* Task goal
Find the line containing "Read all visible content and emit it as JSON." in the material below; copy that line and all following lines exactly.

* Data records

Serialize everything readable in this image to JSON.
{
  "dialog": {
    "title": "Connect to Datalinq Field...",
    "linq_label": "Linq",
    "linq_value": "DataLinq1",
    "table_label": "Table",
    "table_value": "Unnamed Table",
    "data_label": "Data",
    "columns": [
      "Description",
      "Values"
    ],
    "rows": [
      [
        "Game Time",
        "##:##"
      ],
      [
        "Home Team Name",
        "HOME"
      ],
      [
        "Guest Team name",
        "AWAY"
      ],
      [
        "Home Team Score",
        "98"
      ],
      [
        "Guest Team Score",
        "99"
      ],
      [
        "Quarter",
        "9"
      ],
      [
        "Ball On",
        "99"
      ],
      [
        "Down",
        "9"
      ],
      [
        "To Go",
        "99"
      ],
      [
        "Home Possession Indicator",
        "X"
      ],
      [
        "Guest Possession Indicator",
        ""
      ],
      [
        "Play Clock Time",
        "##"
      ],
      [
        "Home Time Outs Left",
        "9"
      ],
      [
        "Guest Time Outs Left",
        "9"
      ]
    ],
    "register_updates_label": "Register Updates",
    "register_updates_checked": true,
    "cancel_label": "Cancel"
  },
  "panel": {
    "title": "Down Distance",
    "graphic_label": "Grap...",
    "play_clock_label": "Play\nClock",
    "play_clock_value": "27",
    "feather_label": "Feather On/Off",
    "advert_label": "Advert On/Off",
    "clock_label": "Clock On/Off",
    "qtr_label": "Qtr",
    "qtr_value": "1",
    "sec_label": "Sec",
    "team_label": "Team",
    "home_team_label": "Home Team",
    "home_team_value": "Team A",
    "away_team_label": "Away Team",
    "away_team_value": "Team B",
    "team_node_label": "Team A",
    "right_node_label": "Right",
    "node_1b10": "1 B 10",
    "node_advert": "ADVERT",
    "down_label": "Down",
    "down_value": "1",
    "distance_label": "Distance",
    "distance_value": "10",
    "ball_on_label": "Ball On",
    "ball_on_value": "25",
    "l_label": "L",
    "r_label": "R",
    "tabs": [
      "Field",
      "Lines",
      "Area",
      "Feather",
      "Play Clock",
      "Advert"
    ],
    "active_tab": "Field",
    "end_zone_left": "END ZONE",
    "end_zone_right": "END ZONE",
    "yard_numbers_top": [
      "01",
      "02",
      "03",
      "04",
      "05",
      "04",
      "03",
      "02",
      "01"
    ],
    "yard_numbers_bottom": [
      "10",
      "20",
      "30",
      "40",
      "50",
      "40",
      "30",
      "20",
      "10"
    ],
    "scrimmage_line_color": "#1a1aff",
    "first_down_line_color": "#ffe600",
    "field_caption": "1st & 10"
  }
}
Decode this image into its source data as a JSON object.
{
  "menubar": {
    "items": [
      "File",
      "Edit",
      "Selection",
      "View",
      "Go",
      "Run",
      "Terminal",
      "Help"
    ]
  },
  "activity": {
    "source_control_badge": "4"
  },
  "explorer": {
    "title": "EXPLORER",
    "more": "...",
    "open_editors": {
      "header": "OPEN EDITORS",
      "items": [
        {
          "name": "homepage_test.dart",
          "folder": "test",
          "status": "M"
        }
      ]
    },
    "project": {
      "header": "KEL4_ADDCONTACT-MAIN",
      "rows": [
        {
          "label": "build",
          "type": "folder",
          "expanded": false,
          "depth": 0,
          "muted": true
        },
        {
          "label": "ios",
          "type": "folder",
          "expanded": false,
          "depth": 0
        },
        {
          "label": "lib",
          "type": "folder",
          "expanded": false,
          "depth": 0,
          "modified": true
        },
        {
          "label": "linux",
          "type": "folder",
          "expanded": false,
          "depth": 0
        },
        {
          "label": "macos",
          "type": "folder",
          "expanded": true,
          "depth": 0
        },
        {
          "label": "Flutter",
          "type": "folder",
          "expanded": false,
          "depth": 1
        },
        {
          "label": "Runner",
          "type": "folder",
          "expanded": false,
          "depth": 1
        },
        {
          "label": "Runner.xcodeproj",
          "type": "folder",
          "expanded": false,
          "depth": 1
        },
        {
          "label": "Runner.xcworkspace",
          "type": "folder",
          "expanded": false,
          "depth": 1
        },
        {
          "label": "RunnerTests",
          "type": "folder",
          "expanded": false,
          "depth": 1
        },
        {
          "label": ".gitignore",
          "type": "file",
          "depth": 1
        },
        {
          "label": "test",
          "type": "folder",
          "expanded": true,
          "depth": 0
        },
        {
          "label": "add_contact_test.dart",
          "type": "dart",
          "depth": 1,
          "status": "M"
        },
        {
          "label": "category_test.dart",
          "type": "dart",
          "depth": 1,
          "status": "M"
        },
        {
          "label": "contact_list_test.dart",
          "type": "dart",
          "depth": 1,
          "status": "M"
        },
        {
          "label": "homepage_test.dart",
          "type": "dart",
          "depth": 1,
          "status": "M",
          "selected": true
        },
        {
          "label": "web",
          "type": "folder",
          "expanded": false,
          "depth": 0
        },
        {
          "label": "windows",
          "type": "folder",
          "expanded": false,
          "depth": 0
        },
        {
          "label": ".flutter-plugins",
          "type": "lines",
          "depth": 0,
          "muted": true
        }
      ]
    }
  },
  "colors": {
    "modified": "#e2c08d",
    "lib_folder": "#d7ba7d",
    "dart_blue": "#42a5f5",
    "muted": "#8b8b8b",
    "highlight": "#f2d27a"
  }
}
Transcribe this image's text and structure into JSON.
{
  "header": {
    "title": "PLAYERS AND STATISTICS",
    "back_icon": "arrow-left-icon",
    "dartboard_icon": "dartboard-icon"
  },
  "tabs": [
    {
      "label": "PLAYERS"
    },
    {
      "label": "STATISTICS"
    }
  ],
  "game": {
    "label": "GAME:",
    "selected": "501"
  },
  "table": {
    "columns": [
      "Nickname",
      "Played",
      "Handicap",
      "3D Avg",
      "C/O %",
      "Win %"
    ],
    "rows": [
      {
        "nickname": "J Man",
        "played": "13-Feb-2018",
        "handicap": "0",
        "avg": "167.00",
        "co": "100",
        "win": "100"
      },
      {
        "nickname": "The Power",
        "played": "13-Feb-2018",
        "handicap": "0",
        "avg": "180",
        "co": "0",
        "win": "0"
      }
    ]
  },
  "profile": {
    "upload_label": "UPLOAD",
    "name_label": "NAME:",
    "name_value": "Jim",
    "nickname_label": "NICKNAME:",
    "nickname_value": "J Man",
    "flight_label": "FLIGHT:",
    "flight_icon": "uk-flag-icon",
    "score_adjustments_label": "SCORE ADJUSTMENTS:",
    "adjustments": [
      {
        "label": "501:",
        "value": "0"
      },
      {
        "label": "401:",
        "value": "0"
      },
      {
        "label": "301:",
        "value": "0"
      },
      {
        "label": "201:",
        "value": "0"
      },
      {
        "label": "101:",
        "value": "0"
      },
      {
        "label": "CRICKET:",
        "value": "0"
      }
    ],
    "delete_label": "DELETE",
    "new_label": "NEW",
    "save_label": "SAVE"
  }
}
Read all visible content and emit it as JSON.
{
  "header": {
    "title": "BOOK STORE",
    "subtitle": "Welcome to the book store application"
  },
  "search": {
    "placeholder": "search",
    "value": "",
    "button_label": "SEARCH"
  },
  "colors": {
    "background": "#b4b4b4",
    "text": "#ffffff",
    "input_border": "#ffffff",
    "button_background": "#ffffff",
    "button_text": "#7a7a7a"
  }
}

* Answer to this task
Read all visible content and emit it as JSON.
{
  "header": {
    "title": "BOOK STORE",
    "subtitle": "Welcome to the book store application"
  },
  "search": {
    "placeholder": "search",
    "value": "",
    "button_label": "SEARCH"
  },
  "colors": {
    "background": "#b4b4b4",
    "text": "#ffffff",
    "input_border": "#ffffff",
    "button_background": "#ffffff",
    "button_text": "#7a7a7a"
  }
}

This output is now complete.